# [Work to be completed]
Repeat the records verbatim and leave the pictures out of your copy.

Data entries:
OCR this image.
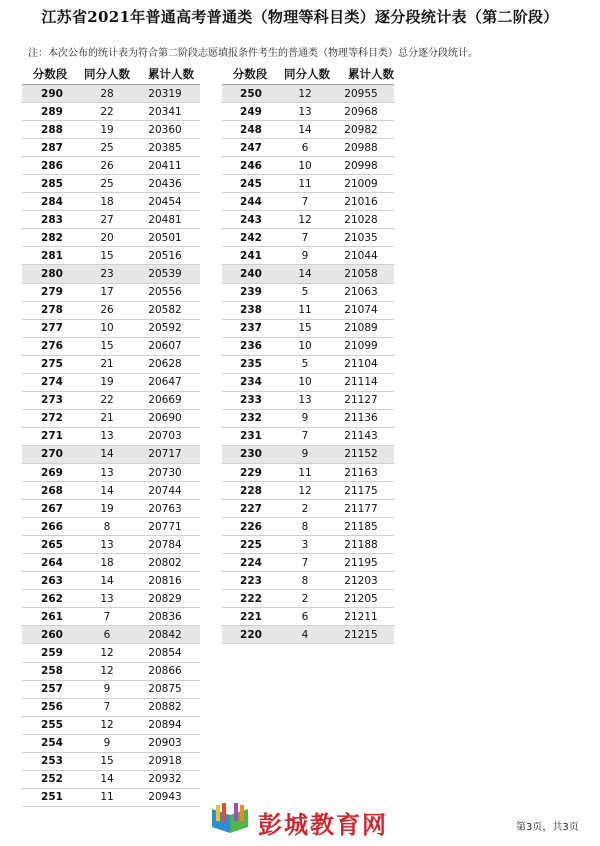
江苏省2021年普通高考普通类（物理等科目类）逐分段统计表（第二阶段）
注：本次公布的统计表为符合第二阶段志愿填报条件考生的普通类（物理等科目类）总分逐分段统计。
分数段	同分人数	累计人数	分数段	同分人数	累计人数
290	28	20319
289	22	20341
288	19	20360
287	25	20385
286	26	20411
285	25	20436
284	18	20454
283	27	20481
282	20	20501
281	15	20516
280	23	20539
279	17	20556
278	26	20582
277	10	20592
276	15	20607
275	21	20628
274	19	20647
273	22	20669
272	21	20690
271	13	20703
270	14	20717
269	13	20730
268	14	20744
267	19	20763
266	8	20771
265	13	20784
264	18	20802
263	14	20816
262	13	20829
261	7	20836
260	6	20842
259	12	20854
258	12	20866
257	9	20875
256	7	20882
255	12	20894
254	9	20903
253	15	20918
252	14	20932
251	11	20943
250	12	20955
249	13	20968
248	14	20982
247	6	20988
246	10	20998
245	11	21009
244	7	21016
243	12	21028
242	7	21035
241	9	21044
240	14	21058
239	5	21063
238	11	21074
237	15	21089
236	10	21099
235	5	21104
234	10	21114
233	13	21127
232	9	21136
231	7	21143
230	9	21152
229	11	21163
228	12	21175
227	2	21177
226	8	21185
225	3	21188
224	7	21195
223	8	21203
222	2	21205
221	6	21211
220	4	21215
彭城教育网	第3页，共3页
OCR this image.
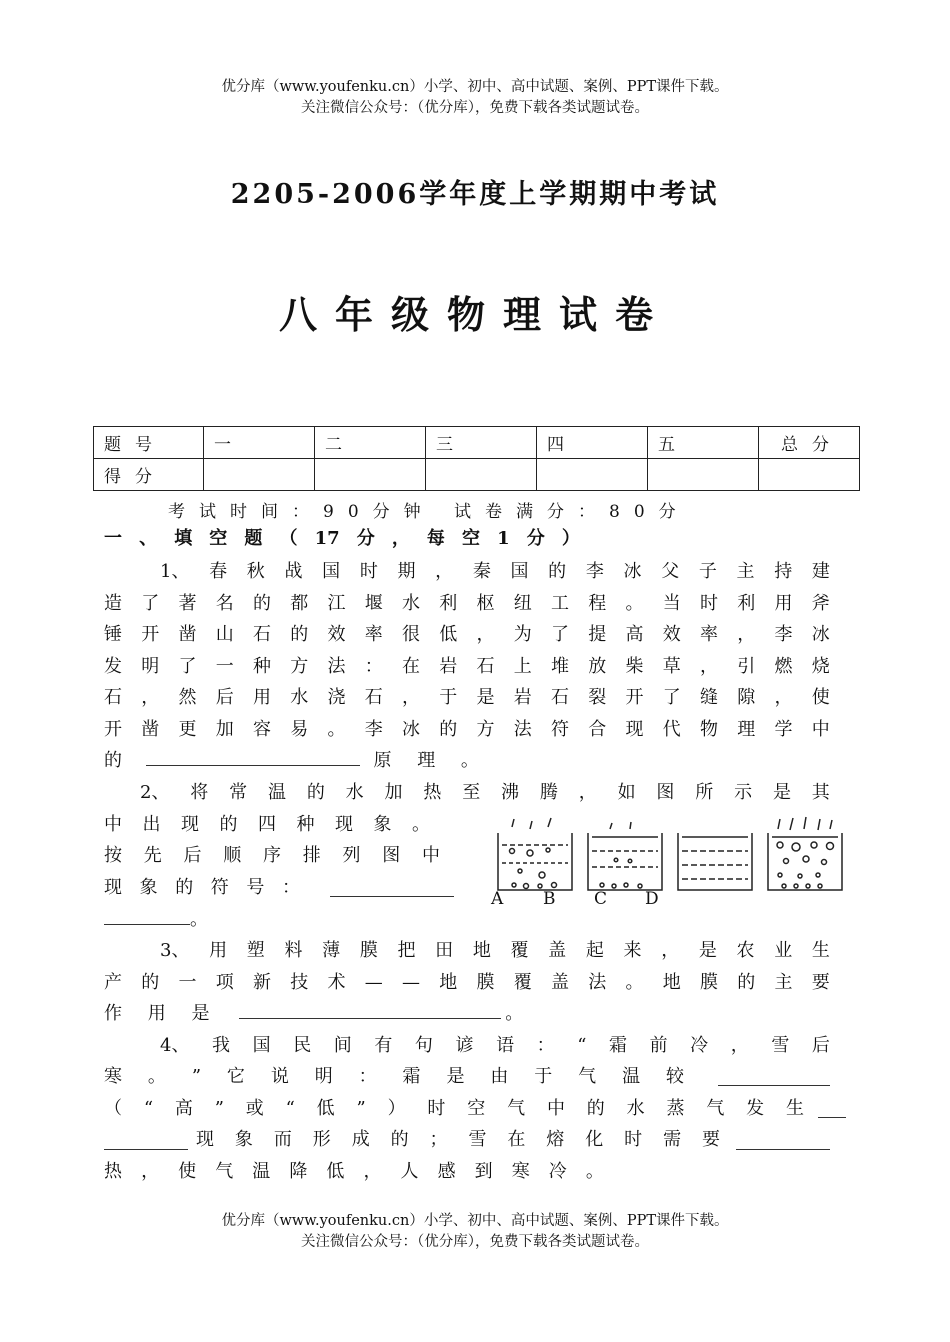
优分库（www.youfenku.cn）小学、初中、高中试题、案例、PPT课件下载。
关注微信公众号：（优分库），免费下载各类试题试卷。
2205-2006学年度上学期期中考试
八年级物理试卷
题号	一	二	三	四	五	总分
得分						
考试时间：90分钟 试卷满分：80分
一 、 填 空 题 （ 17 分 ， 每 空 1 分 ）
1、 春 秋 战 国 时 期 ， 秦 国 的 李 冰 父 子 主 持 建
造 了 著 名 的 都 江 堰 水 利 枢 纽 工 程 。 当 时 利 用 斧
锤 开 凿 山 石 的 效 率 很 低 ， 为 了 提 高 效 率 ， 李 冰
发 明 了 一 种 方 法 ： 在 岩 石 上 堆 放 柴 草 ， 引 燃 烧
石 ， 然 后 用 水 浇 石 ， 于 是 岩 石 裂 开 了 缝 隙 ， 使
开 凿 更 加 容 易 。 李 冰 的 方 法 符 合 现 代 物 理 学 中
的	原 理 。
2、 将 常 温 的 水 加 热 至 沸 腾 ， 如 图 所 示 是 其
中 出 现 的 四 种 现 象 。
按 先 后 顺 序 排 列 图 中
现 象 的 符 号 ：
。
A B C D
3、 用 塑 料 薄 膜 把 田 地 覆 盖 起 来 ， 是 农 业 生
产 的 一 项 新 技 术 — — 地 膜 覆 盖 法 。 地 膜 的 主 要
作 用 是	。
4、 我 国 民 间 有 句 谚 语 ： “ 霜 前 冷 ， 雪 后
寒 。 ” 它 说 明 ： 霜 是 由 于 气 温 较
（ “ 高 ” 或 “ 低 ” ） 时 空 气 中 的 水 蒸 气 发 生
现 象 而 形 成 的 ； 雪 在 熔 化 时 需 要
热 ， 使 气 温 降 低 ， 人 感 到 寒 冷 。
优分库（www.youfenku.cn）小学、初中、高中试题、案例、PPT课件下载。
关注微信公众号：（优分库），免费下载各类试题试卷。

# [Answer to the task]
OCR this image.
江苏省2021年普通高考普通类（物理等科目类）逐分段统计表（第二阶段）
注：本次公布的统计表为符合第二阶段志愿填报条件考生的普通类（物理等科目类）总分逐分段统计。
分数段	同分人数	累计人数	分数段	同分人数	累计人数
290	28	20319
289	22	20341
288	19	20360
287	25	20385
286	26	20411
285	25	20436
284	18	20454
283	27	20481
282	20	20501
281	15	20516
280	23	20539
279	17	20556
278	26	20582
277	10	20592
276	15	20607
275	21	20628
274	19	20647
273	22	20669
272	21	20690
271	13	20703
270	14	20717
269	13	20730
268	14	20744
267	19	20763
266	8	20771
265	13	20784
264	18	20802
263	14	20816
262	13	20829
261	7	20836
260	6	20842
259	12	20854
258	12	20866
257	9	20875
256	7	20882
255	12	20894
254	9	20903
253	15	20918
252	14	20932
251	11	20943
250	12	20955
249	13	20968
248	14	20982
247	6	20988
246	10	20998
245	11	21009
244	7	21016
243	12	21028
242	7	21035
241	9	21044
240	14	21058
239	5	21063
238	11	21074
237	15	21089
236	10	21099
235	5	21104
234	10	21114
233	13	21127
232	9	21136
231	7	21143
230	9	21152
229	11	21163
228	12	21175
227	2	21177
226	8	21185
225	3	21188
224	7	21195
223	8	21203
222	2	21205
221	6	21211
220	4	21215
彭城教育网	第3页，共3页
OCR this image.
优分库（www.youfenku.cn）小学、初中、高中试题、案例、PPT课件下载。
关注微信公众号：（优分库），免费下载各类试题试卷。
2205-2006学年度上学期期中考试
八年级物理试卷
题号	一	二	三	四	五	总分
得分						
考试时间：90分钟 试卷满分：80分
一 、 填 空 题 （ 17 分 ， 每 空 1 分 ）
1、 春 秋 战 国 时 期 ， 秦 国 的 李 冰 父 子 主 持 建
造 了 著 名 的 都 江 堰 水 利 枢 纽 工 程 。 当 时 利 用 斧
锤 开 凿 山 石 的 效 率 很 低 ， 为 了 提 高 效 率 ， 李 冰
发 明 了 一 种 方 法 ： 在 岩 石 上 堆 放 柴 草 ， 引 燃 烧
石 ， 然 后 用 水 浇 石 ， 于 是 岩 石 裂 开 了 缝 隙 ， 使
开 凿 更 加 容 易 。 李 冰 的 方 法 符 合 现 代 物 理 学 中
的	原 理 。
2、 将 常 温 的 水 加 热 至 沸 腾 ， 如 图 所 示 是 其
中 出 现 的 四 种 现 象 。
按 先 后 顺 序 排 列 图 中
现 象 的 符 号 ：
。
A B C D
3、 用 塑 料 薄 膜 把 田 地 覆 盖 起 来 ， 是 农 业 生
产 的 一 项 新 技 术 — — 地 膜 覆 盖 法 。 地 膜 的 主 要
作 用 是	。
4、 我 国 民 间 有 句 谚 语 ： “ 霜 前 冷 ， 雪 后
寒 。 ” 它 说 明 ： 霜 是 由 于 气 温 较
（ “ 高 ” 或 “ 低 ” ） 时 空 气 中 的 水 蒸 气 发 生
现 象 而 形 成 的 ； 雪 在 熔 化 时 需 要
热 ， 使 气 温 降 低 ， 人 感 到 寒 冷 。
优分库（www.youfenku.cn）小学、初中、高中试题、案例、PPT课件下载。
关注微信公众号：（优分库），免费下载各类试题试卷。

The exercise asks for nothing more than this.